Dataset rows about figures

•••

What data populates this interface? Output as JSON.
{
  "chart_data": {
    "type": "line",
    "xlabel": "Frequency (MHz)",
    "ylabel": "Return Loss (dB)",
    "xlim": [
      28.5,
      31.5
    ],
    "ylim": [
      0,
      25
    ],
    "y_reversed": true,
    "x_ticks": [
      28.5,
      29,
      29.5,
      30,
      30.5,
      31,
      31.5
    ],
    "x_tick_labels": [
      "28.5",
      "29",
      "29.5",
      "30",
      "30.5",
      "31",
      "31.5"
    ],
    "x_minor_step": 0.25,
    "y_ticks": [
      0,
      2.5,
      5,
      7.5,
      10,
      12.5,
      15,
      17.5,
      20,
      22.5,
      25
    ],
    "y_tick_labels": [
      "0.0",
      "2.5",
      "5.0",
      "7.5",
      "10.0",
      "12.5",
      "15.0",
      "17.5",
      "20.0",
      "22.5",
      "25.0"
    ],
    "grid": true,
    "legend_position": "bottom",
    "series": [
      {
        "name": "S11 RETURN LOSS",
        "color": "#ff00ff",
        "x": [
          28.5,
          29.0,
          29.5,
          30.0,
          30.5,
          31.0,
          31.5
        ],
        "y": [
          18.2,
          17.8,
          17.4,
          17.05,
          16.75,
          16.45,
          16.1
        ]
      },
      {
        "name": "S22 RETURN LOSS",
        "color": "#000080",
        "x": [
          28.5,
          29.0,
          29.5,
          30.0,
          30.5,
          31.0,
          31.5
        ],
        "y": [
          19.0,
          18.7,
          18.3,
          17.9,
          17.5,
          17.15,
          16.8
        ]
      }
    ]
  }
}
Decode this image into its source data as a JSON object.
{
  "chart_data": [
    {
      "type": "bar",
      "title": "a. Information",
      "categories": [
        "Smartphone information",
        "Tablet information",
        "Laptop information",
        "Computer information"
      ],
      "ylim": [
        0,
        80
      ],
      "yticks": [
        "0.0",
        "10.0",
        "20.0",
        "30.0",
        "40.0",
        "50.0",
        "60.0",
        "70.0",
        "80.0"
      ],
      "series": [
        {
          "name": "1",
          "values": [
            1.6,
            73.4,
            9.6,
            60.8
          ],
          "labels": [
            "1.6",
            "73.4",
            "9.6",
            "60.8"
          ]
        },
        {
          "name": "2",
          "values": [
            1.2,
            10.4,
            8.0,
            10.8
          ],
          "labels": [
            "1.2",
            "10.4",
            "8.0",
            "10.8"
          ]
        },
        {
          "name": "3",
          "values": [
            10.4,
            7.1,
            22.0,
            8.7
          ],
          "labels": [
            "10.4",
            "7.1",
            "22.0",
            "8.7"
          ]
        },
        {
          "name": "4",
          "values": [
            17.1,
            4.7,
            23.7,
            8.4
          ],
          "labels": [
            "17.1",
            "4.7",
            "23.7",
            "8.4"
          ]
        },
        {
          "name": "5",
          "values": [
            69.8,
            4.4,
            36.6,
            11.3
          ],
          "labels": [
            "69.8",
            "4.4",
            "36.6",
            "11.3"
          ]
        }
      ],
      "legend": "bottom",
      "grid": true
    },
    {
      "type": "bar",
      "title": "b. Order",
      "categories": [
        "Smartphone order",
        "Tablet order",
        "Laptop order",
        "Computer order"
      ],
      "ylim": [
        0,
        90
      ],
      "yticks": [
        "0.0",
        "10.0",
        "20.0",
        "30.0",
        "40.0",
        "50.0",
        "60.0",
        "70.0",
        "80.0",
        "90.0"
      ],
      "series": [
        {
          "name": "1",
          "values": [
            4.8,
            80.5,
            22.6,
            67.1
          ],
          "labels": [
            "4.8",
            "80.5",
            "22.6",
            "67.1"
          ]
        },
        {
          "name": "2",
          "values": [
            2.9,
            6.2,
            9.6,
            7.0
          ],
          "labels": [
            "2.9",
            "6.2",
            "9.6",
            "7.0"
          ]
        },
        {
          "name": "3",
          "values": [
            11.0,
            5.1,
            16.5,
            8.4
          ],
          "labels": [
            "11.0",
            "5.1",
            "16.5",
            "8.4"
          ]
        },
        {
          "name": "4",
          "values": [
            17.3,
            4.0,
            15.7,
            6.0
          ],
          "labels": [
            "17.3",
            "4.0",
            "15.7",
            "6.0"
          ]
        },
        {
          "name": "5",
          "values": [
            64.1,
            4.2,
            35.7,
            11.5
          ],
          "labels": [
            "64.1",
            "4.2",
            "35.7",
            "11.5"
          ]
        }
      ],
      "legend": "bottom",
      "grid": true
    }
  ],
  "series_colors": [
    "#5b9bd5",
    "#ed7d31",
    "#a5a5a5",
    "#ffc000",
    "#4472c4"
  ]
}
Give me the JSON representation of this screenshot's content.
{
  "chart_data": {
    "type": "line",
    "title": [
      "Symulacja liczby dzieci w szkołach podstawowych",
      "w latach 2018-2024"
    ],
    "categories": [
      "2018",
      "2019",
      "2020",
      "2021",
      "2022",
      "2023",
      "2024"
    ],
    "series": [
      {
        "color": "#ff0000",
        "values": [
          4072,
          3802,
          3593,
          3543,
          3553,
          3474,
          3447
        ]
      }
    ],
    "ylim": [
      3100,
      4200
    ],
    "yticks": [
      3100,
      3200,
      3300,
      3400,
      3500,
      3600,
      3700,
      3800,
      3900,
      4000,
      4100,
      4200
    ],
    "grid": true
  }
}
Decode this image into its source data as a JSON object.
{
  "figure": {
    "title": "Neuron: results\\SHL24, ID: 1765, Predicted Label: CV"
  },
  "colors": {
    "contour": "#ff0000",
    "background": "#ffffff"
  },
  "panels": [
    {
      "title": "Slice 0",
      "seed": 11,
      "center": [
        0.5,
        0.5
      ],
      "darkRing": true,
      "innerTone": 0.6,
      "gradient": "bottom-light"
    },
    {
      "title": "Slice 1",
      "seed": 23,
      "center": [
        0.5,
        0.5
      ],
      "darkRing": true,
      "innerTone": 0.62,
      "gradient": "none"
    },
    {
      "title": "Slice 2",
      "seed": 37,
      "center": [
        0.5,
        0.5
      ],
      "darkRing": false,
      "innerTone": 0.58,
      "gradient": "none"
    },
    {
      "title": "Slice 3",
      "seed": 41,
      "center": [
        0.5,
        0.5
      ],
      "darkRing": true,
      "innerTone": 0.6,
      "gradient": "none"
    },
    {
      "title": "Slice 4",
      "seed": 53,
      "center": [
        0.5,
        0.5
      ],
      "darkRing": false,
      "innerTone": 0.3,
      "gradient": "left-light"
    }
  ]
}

•••

§ **What the task requires**:
Copy out each line of the entries that holds "Computer".

§ **Response to this task**:
        "Computer information"
        "Computer order"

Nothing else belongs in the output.